Show all lines that include the string "artinya"; copy each one.

### GIVEN ENTRIES:
┄┄┄┄┄┄┄┄┄┄┄┄┄┄┄┄┄┄┄┄

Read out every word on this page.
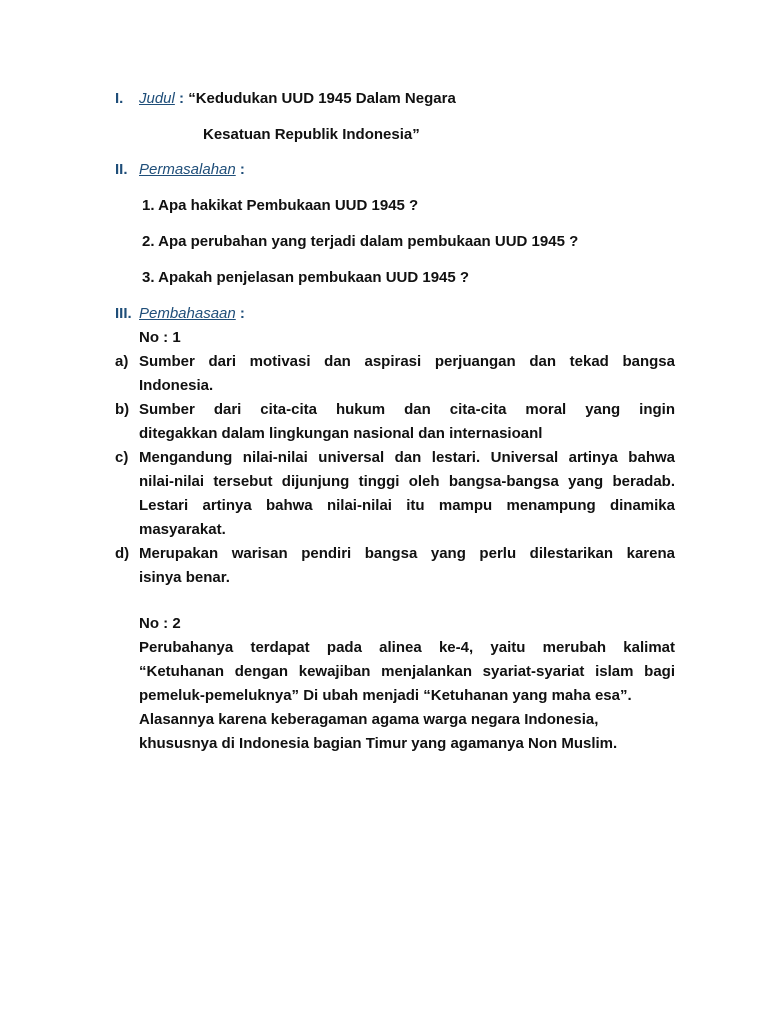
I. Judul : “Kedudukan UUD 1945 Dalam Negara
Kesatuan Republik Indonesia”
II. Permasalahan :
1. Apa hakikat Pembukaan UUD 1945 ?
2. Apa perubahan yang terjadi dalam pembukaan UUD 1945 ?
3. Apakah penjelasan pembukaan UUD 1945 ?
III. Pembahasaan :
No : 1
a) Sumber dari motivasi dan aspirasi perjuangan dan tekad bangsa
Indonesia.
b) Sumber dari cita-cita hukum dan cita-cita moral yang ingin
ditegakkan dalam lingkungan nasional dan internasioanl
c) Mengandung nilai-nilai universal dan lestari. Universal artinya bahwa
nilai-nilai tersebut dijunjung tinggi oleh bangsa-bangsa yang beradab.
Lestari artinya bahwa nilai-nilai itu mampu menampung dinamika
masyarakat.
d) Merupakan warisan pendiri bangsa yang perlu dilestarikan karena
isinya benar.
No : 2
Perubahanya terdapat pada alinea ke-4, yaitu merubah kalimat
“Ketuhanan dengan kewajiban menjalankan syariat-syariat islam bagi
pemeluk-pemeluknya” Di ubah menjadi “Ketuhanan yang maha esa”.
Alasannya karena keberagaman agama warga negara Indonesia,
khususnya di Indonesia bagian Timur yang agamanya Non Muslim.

┄┄┄┄┄┄┄┄┄┄┄┄┄┄┄┄┄┄┄┄

### SOLUTION FOR THIS TASK:
c) Mengandung nilai-nilai universal dan lestari. Universal artinya bahwa
Lestari artinya bahwa nilai-nilai itu mampu menampung dinamika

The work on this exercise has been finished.